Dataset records
— start —

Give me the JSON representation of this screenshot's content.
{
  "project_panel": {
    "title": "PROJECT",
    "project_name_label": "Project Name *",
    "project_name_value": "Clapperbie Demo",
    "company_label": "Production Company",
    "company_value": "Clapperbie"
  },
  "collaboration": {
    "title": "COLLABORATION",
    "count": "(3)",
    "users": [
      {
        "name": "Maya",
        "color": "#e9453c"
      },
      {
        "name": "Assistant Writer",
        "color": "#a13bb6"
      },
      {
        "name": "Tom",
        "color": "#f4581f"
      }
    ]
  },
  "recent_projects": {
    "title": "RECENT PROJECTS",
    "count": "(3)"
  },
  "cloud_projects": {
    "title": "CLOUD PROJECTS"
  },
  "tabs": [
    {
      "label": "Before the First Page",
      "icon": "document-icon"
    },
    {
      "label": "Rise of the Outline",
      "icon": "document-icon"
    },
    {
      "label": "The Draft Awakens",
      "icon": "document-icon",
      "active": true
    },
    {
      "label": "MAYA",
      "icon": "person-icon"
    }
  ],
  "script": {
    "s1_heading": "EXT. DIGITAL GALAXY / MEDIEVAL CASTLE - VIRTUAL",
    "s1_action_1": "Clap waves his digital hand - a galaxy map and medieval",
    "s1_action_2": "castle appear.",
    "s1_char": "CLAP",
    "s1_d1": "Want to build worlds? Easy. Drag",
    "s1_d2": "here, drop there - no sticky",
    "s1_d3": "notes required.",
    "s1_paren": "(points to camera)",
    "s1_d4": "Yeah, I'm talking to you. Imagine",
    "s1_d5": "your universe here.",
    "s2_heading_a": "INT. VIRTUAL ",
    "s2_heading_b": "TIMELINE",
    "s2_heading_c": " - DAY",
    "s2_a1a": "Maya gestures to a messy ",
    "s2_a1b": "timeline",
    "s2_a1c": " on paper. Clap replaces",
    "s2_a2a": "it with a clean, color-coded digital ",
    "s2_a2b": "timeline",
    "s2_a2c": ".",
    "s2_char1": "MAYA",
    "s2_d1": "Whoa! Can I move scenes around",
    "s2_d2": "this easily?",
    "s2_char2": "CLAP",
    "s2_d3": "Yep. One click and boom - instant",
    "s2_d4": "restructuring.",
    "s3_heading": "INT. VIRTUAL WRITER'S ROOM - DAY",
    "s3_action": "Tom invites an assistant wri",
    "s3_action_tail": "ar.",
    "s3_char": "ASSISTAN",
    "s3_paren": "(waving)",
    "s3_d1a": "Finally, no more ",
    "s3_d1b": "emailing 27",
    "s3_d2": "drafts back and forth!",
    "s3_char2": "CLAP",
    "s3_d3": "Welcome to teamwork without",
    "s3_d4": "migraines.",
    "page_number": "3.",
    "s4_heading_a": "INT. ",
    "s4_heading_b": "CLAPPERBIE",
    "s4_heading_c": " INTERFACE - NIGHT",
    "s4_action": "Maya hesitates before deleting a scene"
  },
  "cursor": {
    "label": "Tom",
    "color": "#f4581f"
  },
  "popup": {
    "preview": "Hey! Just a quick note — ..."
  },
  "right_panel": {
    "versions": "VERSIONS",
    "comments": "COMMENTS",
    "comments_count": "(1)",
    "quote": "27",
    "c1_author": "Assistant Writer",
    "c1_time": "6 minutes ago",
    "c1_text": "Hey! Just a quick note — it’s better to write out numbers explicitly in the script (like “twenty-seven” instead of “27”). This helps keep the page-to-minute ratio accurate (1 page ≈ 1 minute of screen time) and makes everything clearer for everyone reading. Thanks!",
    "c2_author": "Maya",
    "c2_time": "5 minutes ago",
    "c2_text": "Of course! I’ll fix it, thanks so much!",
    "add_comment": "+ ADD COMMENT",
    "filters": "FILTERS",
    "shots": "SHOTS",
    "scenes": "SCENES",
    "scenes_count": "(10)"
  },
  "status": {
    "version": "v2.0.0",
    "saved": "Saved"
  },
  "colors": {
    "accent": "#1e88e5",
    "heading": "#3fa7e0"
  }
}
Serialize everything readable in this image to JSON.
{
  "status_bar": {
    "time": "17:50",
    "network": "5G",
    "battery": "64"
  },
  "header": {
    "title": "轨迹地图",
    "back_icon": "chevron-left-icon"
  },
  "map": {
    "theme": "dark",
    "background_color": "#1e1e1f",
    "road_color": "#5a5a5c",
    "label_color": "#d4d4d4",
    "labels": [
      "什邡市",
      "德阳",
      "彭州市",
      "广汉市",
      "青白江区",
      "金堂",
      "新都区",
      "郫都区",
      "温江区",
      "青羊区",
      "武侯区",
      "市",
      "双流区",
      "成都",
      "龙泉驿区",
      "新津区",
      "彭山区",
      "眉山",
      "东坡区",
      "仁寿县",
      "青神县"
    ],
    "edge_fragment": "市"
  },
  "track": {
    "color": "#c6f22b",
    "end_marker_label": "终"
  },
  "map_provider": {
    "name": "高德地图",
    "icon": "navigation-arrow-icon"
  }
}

— end —

=== STATED GOAL ===
Go through the material and copy out every line with "title" in it.

=== THE RESPONSE ===
    "title": "PROJECT",
    "title": "COLLABORATION",
    "title": "RECENT PROJECTS",
    "title": "CLOUD PROJECTS"
    "title": "轨迹地图",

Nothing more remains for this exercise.